Work through the data below line by line and say how many lines hold "amount"; give only the number.

** Start of INFORMATION SUPPLIED **

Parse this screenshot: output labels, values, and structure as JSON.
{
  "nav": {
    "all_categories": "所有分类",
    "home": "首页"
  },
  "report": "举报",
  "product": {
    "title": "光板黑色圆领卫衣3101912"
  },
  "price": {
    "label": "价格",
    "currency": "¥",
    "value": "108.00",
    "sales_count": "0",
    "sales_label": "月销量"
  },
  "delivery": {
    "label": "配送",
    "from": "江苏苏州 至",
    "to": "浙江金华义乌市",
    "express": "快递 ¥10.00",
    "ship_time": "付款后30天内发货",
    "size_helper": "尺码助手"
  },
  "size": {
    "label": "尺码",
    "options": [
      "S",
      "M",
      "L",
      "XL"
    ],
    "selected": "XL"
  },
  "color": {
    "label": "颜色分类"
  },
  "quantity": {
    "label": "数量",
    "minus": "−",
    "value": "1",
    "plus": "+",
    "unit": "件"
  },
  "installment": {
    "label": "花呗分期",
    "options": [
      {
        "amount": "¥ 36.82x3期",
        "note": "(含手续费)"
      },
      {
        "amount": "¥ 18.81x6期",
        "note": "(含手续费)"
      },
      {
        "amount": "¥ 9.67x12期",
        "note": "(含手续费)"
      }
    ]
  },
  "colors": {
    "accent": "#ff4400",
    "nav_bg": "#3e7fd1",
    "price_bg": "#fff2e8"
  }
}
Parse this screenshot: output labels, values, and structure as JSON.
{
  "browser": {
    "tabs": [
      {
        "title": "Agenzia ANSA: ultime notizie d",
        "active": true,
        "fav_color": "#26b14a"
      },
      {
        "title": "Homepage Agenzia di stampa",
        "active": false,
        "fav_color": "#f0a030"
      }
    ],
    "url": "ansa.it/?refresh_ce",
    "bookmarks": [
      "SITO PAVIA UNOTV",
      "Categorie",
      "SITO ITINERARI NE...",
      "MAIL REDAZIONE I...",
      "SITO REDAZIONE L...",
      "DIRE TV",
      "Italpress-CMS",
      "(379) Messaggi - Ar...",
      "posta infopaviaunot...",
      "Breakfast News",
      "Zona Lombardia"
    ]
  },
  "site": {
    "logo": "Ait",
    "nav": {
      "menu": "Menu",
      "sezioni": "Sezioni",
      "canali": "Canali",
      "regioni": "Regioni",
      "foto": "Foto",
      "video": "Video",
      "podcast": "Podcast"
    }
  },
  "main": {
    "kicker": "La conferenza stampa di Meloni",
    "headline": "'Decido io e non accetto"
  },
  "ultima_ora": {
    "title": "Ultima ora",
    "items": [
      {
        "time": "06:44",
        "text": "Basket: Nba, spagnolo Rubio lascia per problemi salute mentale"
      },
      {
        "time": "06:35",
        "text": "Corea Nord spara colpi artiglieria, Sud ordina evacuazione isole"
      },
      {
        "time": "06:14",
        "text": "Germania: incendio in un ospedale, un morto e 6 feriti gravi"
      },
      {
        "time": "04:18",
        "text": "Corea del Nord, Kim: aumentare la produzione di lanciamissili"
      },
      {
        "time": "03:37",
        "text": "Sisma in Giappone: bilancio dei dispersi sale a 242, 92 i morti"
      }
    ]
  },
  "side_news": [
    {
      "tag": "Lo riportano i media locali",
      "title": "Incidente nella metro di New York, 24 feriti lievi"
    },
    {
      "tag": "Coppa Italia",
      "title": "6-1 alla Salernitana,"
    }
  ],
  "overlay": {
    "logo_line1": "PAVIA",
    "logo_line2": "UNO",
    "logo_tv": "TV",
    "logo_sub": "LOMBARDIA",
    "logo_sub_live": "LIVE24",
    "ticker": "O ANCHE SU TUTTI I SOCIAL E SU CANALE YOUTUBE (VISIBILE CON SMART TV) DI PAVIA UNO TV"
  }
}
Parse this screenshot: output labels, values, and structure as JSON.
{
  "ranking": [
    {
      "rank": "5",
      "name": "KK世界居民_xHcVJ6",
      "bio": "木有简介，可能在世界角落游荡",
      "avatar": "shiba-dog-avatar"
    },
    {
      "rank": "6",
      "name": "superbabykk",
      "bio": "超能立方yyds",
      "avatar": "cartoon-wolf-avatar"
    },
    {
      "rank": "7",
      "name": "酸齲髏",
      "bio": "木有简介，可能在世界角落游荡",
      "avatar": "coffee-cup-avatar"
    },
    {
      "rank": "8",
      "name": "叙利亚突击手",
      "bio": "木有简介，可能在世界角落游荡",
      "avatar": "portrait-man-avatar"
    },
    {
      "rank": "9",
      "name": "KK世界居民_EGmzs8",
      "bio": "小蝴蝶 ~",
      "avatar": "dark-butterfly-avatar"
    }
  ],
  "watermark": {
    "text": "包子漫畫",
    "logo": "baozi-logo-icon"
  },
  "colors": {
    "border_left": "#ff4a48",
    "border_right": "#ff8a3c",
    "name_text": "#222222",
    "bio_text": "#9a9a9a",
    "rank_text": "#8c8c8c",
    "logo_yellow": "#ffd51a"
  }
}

** End of INFORMATION SUPPLIED **

§ RESPONSE TO THIS EXERCISE:
3